# Problem
Select every line containing the word "combos" from the material, and copy those lines.

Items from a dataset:
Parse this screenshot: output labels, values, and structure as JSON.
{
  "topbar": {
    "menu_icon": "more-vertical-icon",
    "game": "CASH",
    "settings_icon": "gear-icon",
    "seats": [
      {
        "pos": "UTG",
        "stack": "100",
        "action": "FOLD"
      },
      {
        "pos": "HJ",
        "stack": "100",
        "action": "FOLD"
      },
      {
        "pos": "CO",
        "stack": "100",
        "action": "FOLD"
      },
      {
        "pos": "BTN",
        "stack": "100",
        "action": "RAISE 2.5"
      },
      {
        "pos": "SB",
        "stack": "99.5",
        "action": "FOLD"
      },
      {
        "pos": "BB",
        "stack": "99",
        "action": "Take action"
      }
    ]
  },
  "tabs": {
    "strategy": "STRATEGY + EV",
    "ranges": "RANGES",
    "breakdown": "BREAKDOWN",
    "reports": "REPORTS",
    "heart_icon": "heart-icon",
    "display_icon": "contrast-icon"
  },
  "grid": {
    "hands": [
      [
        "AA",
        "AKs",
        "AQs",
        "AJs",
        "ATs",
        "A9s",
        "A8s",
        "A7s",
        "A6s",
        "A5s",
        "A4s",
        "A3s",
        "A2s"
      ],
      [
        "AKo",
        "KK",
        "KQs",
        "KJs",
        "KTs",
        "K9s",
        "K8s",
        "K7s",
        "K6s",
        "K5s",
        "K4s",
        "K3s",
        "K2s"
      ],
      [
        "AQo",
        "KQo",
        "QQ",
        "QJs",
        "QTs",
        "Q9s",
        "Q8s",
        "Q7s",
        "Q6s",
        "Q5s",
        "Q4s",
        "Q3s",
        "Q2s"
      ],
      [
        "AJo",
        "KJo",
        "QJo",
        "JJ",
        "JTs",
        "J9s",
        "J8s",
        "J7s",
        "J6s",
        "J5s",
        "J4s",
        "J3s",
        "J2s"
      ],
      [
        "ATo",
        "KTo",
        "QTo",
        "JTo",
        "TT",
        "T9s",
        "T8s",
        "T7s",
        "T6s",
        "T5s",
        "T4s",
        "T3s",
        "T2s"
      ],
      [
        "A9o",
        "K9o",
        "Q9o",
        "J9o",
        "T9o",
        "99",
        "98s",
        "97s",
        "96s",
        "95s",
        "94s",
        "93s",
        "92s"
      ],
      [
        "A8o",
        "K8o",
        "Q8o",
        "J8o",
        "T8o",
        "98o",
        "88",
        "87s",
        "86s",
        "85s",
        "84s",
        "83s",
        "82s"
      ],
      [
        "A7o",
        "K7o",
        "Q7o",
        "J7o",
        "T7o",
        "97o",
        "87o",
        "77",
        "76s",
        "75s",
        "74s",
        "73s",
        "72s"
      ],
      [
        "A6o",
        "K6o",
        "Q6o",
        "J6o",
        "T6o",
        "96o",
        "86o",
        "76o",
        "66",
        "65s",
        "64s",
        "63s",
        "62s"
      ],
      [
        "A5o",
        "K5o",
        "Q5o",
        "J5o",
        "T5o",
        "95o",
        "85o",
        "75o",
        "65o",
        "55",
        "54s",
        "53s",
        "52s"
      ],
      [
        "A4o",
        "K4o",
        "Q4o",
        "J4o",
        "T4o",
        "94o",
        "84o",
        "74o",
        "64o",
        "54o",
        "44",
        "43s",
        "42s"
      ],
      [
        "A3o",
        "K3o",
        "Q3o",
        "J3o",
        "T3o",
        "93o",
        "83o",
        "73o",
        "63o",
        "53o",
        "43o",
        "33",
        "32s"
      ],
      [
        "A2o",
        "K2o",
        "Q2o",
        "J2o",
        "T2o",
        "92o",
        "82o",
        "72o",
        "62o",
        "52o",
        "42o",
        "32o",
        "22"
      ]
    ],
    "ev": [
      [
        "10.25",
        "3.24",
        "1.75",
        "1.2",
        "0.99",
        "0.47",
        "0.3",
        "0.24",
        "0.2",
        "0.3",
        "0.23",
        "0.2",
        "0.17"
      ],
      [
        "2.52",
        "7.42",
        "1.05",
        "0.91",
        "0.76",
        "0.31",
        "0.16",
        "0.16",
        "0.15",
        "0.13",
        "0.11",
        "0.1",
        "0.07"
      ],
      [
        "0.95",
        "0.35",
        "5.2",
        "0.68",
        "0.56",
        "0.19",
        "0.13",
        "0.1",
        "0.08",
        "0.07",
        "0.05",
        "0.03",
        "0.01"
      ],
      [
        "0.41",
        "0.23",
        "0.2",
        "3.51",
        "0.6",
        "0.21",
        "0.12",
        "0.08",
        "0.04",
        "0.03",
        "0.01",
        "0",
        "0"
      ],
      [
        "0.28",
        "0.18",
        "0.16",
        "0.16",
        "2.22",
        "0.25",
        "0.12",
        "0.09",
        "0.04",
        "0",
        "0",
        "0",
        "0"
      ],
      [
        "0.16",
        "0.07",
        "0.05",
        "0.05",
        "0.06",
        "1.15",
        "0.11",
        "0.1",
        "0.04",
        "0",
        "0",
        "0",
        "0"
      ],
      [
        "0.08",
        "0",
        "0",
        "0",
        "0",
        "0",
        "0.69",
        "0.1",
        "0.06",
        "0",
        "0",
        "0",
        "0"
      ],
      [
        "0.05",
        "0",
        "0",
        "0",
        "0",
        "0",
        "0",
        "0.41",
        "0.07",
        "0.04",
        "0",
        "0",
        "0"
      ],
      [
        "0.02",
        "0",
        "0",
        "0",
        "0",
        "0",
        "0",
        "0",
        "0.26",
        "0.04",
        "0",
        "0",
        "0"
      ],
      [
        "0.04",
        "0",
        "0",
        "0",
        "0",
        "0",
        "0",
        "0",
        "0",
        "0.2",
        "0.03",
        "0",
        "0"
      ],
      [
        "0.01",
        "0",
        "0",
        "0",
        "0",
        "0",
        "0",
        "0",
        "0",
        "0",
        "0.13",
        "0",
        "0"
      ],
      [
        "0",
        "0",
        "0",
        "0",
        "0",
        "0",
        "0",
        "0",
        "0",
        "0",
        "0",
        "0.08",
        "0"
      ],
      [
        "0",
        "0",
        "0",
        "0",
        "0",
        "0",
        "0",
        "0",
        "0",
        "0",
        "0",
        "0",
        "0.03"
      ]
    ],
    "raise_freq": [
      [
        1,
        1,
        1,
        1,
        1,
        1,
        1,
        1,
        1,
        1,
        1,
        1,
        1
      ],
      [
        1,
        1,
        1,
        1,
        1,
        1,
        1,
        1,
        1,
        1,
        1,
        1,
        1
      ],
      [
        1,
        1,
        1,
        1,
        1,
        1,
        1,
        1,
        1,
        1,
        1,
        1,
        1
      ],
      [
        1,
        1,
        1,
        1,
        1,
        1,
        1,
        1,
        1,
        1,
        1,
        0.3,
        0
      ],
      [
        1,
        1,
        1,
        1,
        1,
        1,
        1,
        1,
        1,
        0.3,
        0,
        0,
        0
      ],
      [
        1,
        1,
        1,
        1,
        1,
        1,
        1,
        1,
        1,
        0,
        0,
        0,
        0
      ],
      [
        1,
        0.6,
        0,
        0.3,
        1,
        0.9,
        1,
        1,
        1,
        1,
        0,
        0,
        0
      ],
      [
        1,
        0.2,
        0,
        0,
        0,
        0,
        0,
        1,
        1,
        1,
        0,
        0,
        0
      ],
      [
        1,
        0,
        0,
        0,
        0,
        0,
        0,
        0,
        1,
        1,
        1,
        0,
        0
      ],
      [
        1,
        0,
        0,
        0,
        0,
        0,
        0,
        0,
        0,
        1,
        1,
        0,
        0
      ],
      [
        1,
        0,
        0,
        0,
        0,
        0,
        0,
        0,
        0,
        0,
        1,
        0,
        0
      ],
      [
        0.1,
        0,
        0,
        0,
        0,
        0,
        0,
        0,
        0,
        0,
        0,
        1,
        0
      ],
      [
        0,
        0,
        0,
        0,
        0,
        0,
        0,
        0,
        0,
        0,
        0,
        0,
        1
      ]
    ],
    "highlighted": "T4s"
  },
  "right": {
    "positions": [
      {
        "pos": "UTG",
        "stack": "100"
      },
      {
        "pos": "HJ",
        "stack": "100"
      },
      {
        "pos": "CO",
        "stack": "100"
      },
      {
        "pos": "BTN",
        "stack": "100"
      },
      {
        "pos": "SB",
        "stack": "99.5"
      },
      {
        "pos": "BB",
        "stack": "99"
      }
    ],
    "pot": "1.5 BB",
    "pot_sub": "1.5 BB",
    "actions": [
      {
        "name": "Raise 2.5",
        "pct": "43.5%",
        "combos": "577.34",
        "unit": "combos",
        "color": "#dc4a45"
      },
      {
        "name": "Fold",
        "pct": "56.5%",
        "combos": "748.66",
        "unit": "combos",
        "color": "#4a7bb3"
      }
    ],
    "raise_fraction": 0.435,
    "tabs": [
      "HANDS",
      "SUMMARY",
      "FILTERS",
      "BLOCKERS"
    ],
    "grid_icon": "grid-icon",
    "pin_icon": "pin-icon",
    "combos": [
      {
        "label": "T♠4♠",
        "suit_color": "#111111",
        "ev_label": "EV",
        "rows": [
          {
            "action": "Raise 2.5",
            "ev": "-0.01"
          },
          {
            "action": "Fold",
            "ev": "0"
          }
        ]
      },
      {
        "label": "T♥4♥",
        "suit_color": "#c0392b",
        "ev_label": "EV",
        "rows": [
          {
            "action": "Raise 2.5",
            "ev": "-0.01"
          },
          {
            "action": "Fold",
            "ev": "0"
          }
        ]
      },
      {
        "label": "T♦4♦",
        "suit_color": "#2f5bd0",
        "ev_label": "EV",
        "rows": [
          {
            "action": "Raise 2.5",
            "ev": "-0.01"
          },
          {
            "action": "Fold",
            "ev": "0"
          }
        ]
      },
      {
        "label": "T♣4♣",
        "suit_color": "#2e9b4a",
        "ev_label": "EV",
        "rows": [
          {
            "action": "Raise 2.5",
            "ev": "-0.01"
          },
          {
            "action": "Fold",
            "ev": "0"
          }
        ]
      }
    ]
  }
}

# In response
        "combos": "577.34",
        "unit": "combos",
        "combos": "748.66",
        "unit": "combos",
    "combos": [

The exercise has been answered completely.